* [What you are asked to do]: Restate the records below word for word.

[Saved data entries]
━━━━

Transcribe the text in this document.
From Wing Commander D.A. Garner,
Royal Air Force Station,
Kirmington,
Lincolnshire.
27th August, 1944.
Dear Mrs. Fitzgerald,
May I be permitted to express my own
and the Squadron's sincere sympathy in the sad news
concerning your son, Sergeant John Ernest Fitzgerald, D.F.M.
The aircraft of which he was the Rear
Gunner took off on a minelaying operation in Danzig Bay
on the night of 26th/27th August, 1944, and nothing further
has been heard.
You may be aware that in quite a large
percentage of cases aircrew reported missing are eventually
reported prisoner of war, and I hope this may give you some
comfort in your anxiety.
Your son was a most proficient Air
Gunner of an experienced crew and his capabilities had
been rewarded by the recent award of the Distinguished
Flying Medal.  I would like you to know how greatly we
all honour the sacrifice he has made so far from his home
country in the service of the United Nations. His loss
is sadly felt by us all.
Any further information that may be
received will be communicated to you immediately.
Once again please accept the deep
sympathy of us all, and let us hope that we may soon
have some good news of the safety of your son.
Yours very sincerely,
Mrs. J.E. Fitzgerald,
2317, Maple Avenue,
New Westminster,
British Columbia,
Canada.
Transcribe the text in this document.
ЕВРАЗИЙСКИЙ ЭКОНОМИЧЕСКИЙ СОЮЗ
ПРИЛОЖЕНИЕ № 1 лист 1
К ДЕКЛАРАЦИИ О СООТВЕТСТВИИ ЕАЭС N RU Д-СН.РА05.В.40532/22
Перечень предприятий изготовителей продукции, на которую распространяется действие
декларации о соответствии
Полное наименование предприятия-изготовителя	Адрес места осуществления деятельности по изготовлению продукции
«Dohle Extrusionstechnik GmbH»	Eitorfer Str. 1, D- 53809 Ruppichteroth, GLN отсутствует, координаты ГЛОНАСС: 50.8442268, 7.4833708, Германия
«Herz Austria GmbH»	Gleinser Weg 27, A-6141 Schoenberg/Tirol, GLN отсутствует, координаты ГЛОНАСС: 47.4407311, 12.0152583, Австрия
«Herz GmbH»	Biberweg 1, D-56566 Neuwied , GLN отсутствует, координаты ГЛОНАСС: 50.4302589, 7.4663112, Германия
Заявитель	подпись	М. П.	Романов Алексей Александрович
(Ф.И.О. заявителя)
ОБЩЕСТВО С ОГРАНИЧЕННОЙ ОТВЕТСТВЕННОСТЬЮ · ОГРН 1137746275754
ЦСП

━━━━

* [Completed exercise]:
Transcribe the text in this document.
From Wing Commander D.A. Garner,
Royal Air Force Station,
Kirmington,
Lincolnshire.
27th August, 1944.
Dear Mrs. Fitzgerald,
May I be permitted to express my own
and the Squadron's sincere sympathy in the sad news
concerning your son, Sergeant John Ernest Fitzgerald, D.F.M.
The aircraft of which he was the Rear
Gunner took off on a minelaying operation in Danzig Bay
on the night of 26th/27th August, 1944, and nothing further
has been heard.
You may be aware that in quite a large
percentage of cases aircrew reported missing are eventually
reported prisoner of war, and I hope this may give you some
comfort in your anxiety.
Your son was a most proficient Air
Gunner of an experienced crew and his capabilities had
been rewarded by the recent award of the Distinguished
Flying Medal.  I would like you to know how greatly we
all honour the sacrifice he has made so far from his home
country in the service of the United Nations. His loss
is sadly felt by us all.
Any further information that may be
received will be communicated to you immediately.
Once again please accept the deep
sympathy of us all, and let us hope that we may soon
have some good news of the safety of your son.
Yours very sincerely,
Mrs. J.E. Fitzgerald,
2317, Maple Avenue,
New Westminster,
British Columbia,
Canada.
Transcribe the text in this document.
ЕВРАЗИЙСКИЙ ЭКОНОМИЧЕСКИЙ СОЮЗ
ПРИЛОЖЕНИЕ № 1 лист 1
К ДЕКЛАРАЦИИ О СООТВЕТСТВИИ ЕАЭС N RU Д-СН.РА05.В.40532/22
Перечень предприятий изготовителей продукции, на которую распространяется действие
декларации о соответствии
Полное наименование предприятия-изготовителя	Адрес места осуществления деятельности по изготовлению продукции
«Dohle Extrusionstechnik GmbH»	Eitorfer Str. 1, D- 53809 Ruppichteroth, GLN отсутствует, координаты ГЛОНАСС: 50.8442268, 7.4833708, Германия
«Herz Austria GmbH»	Gleinser Weg 27, A-6141 Schoenberg/Tirol, GLN отсутствует, координаты ГЛОНАСС: 47.4407311, 12.0152583, Австрия
«Herz GmbH»	Biberweg 1, D-56566 Neuwied , GLN отсутствует, координаты ГЛОНАСС: 50.4302589, 7.4663112, Германия
Заявитель	подпись	М. П.	Романов Алексей Александрович
(Ф.И.О. заявителя)
ОБЩЕСТВО С ОГРАНИЧЕННОЙ ОТВЕТСТВЕННОСТЬЮ · ОГРН 1137746275754
ЦСП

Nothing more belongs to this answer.